• _WHAT NEEDS TO BE DONE_:
What follows is a set of records; repeat all of them exactly.
----
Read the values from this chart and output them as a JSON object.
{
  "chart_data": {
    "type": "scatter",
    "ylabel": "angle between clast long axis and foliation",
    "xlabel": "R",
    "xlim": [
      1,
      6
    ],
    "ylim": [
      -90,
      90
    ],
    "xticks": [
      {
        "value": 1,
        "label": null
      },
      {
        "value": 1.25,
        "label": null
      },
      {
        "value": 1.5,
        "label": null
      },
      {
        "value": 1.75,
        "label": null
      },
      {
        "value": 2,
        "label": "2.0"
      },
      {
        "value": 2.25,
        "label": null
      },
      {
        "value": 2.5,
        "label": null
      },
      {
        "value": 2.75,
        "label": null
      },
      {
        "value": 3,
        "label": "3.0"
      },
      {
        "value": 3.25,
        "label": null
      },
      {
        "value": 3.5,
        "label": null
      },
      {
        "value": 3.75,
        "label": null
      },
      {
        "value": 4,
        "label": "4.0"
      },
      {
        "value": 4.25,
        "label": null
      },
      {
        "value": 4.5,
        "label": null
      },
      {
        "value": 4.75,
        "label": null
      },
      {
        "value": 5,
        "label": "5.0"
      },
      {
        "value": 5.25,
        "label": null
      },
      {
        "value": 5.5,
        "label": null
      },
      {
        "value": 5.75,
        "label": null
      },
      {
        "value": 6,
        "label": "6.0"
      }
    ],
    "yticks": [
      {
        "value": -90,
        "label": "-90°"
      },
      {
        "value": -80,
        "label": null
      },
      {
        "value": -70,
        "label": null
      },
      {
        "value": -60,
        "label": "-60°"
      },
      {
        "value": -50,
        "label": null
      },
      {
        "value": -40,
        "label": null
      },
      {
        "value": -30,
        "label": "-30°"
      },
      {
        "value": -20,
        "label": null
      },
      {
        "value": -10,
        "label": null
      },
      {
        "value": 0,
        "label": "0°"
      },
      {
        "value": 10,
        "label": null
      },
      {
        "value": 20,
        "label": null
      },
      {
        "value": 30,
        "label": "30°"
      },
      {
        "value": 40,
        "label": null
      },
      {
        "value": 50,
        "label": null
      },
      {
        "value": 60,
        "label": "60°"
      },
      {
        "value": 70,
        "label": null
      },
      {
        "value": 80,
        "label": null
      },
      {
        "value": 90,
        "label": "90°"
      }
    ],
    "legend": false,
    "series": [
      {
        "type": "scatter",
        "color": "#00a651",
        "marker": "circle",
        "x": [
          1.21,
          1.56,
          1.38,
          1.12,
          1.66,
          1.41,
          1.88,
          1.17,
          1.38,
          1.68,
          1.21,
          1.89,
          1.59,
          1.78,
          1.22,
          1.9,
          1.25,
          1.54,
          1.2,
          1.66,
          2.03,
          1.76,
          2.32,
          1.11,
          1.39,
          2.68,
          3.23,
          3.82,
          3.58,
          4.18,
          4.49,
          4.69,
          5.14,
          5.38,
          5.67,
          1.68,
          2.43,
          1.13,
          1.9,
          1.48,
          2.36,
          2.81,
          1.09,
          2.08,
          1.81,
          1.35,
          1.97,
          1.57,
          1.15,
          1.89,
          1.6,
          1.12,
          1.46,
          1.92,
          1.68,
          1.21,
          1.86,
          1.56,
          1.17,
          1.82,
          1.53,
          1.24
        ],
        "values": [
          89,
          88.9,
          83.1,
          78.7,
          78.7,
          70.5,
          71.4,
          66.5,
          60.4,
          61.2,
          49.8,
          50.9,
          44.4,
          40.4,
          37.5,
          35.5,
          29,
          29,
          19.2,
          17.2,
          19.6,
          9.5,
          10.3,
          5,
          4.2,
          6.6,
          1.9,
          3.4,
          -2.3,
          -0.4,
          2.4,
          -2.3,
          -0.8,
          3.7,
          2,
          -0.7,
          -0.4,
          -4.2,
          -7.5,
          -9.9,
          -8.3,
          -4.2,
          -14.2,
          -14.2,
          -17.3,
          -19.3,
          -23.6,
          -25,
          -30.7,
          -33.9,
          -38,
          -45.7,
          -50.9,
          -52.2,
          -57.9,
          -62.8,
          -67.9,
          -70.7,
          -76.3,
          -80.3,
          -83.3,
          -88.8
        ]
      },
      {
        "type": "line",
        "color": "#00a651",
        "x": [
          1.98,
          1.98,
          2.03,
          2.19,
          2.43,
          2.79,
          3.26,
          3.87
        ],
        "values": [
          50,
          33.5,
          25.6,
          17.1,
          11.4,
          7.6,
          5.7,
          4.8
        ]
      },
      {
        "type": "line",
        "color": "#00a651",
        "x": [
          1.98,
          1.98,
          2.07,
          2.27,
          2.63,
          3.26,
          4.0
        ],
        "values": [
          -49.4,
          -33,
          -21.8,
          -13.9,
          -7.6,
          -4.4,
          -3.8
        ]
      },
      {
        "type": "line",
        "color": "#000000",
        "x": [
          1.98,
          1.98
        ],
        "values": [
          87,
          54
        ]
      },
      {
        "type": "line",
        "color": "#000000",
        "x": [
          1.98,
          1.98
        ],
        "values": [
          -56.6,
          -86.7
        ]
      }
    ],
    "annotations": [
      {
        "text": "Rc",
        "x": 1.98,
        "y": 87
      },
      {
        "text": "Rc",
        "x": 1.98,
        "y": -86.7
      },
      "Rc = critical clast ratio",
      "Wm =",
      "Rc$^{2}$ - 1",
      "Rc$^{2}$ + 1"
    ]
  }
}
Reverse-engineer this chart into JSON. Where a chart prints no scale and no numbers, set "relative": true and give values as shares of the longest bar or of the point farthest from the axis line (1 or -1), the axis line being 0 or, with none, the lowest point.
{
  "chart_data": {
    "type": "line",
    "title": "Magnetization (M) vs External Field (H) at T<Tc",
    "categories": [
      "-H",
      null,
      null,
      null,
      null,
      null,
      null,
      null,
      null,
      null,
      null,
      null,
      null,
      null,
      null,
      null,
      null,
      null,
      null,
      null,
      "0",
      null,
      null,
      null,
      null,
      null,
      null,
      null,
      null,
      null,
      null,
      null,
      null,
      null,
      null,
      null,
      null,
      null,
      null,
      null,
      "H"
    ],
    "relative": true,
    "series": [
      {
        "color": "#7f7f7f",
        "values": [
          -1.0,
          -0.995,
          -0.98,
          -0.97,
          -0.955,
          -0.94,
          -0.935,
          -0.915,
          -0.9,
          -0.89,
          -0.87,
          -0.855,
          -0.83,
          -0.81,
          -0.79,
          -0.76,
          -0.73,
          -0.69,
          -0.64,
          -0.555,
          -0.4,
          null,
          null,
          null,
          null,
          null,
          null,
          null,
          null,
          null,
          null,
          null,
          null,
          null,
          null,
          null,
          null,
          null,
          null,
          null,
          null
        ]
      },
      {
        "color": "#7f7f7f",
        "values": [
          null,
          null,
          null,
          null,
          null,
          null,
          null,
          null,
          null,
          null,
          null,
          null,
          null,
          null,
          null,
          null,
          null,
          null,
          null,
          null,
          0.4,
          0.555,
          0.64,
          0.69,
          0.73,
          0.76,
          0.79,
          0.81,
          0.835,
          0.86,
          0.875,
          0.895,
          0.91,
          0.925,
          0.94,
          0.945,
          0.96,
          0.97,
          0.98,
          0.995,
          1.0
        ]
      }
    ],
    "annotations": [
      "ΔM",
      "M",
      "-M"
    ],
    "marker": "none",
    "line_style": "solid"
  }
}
----
• _RESPONSE TO THE TASK_:
Read the values from this chart and output them as a JSON object.
{
  "chart_data": {
    "type": "scatter",
    "ylabel": "angle between clast long axis and foliation",
    "xlabel": "R",
    "xlim": [
      1,
      6
    ],
    "ylim": [
      -90,
      90
    ],
    "xticks": [
      {
        "value": 1,
        "label": null
      },
      {
        "value": 1.25,
        "label": null
      },
      {
        "value": 1.5,
        "label": null
      },
      {
        "value": 1.75,
        "label": null
      },
      {
        "value": 2,
        "label": "2.0"
      },
      {
        "value": 2.25,
        "label": null
      },
      {
        "value": 2.5,
        "label": null
      },
      {
        "value": 2.75,
        "label": null
      },
      {
        "value": 3,
        "label": "3.0"
      },
      {
        "value": 3.25,
        "label": null
      },
      {
        "value": 3.5,
        "label": null
      },
      {
        "value": 3.75,
        "label": null
      },
      {
        "value": 4,
        "label": "4.0"
      },
      {
        "value": 4.25,
        "label": null
      },
      {
        "value": 4.5,
        "label": null
      },
      {
        "value": 4.75,
        "label": null
      },
      {
        "value": 5,
        "label": "5.0"
      },
      {
        "value": 5.25,
        "label": null
      },
      {
        "value": 5.5,
        "label": null
      },
      {
        "value": 5.75,
        "label": null
      },
      {
        "value": 6,
        "label": "6.0"
      }
    ],
    "yticks": [
      {
        "value": -90,
        "label": "-90°"
      },
      {
        "value": -80,
        "label": null
      },
      {
        "value": -70,
        "label": null
      },
      {
        "value": -60,
        "label": "-60°"
      },
      {
        "value": -50,
        "label": null
      },
      {
        "value": -40,
        "label": null
      },
      {
        "value": -30,
        "label": "-30°"
      },
      {
        "value": -20,
        "label": null
      },
      {
        "value": -10,
        "label": null
      },
      {
        "value": 0,
        "label": "0°"
      },
      {
        "value": 10,
        "label": null
      },
      {
        "value": 20,
        "label": null
      },
      {
        "value": 30,
        "label": "30°"
      },
      {
        "value": 40,
        "label": null
      },
      {
        "value": 50,
        "label": null
      },
      {
        "value": 60,
        "label": "60°"
      },
      {
        "value": 70,
        "label": null
      },
      {
        "value": 80,
        "label": null
      },
      {
        "value": 90,
        "label": "90°"
      }
    ],
    "legend": false,
    "series": [
      {
        "type": "scatter",
        "color": "#00a651",
        "marker": "circle",
        "x": [
          1.21,
          1.56,
          1.38,
          1.12,
          1.66,
          1.41,
          1.88,
          1.17,
          1.38,
          1.68,
          1.21,
          1.89,
          1.59,
          1.78,
          1.22,
          1.9,
          1.25,
          1.54,
          1.2,
          1.66,
          2.03,
          1.76,
          2.32,
          1.11,
          1.39,
          2.68,
          3.23,
          3.82,
          3.58,
          4.18,
          4.49,
          4.69,
          5.14,
          5.38,
          5.67,
          1.68,
          2.43,
          1.13,
          1.9,
          1.48,
          2.36,
          2.81,
          1.09,
          2.08,
          1.81,
          1.35,
          1.97,
          1.57,
          1.15,
          1.89,
          1.6,
          1.12,
          1.46,
          1.92,
          1.68,
          1.21,
          1.86,
          1.56,
          1.17,
          1.82,
          1.53,
          1.24
        ],
        "values": [
          89,
          88.9,
          83.1,
          78.7,
          78.7,
          70.5,
          71.4,
          66.5,
          60.4,
          61.2,
          49.8,
          50.9,
          44.4,
          40.4,
          37.5,
          35.5,
          29,
          29,
          19.2,
          17.2,
          19.6,
          9.5,
          10.3,
          5,
          4.2,
          6.6,
          1.9,
          3.4,
          -2.3,
          -0.4,
          2.4,
          -2.3,
          -0.8,
          3.7,
          2,
          -0.7,
          -0.4,
          -4.2,
          -7.5,
          -9.9,
          -8.3,
          -4.2,
          -14.2,
          -14.2,
          -17.3,
          -19.3,
          -23.6,
          -25,
          -30.7,
          -33.9,
          -38,
          -45.7,
          -50.9,
          -52.2,
          -57.9,
          -62.8,
          -67.9,
          -70.7,
          -76.3,
          -80.3,
          -83.3,
          -88.8
        ]
      },
      {
        "type": "line",
        "color": "#00a651",
        "x": [
          1.98,
          1.98,
          2.03,
          2.19,
          2.43,
          2.79,
          3.26,
          3.87
        ],
        "values": [
          50,
          33.5,
          25.6,
          17.1,
          11.4,
          7.6,
          5.7,
          4.8
        ]
      },
      {
        "type": "line",
        "color": "#00a651",
        "x": [
          1.98,
          1.98,
          2.07,
          2.27,
          2.63,
          3.26,
          4.0
        ],
        "values": [
          -49.4,
          -33,
          -21.8,
          -13.9,
          -7.6,
          -4.4,
          -3.8
        ]
      },
      {
        "type": "line",
        "color": "#000000",
        "x": [
          1.98,
          1.98
        ],
        "values": [
          87,
          54
        ]
      },
      {
        "type": "line",
        "color": "#000000",
        "x": [
          1.98,
          1.98
        ],
        "values": [
          -56.6,
          -86.7
        ]
      }
    ],
    "annotations": [
      {
        "text": "Rc",
        "x": 1.98,
        "y": 87
      },
      {
        "text": "Rc",
        "x": 1.98,
        "y": -86.7
      },
      "Rc = critical clast ratio",
      "Wm =",
      "Rc$^{2}$ - 1",
      "Rc$^{2}$ + 1"
    ]
  }
}
Reverse-engineer this chart into JSON. Where a chart prints no scale and no numbers, set "relative": true and give values as shares of the longest bar or of the point farthest from the axis line (1 or -1), the axis line being 0 or, with none, the lowest point.
{
  "chart_data": {
    "type": "line",
    "title": "Magnetization (M) vs External Field (H) at T<Tc",
    "categories": [
      "-H",
      null,
      null,
      null,
      null,
      null,
      null,
      null,
      null,
      null,
      null,
      null,
      null,
      null,
      null,
      null,
      null,
      null,
      null,
      null,
      "0",
      null,
      null,
      null,
      null,
      null,
      null,
      null,
      null,
      null,
      null,
      null,
      null,
      null,
      null,
      null,
      null,
      null,
      null,
      null,
      "H"
    ],
    "relative": true,
    "series": [
      {
        "color": "#7f7f7f",
        "values": [
          -1.0,
          -0.995,
          -0.98,
          -0.97,
          -0.955,
          -0.94,
          -0.935,
          -0.915,
          -0.9,
          -0.89,
          -0.87,
          -0.855,
          -0.83,
          -0.81,
          -0.79,
          -0.76,
          -0.73,
          -0.69,
          -0.64,
          -0.555,
          -0.4,
          null,
          null,
          null,
          null,
          null,
          null,
          null,
          null,
          null,
          null,
          null,
          null,
          null,
          null,
          null,
          null,
          null,
          null,
          null,
          null
        ]
      },
      {
        "color": "#7f7f7f",
        "values": [
          null,
          null,
          null,
          null,
          null,
          null,
          null,
          null,
          null,
          null,
          null,
          null,
          null,
          null,
          null,
          null,
          null,
          null,
          null,
          null,
          0.4,
          0.555,
          0.64,
          0.69,
          0.73,
          0.76,
          0.79,
          0.81,
          0.835,
          0.86,
          0.875,
          0.895,
          0.91,
          0.925,
          0.94,
          0.945,
          0.96,
          0.97,
          0.98,
          0.995,
          1.0
        ]
      }
    ],
    "annotations": [
      "ΔM",
      "M",
      "-M"
    ],
    "marker": "none",
    "line_style": "solid"
  }
}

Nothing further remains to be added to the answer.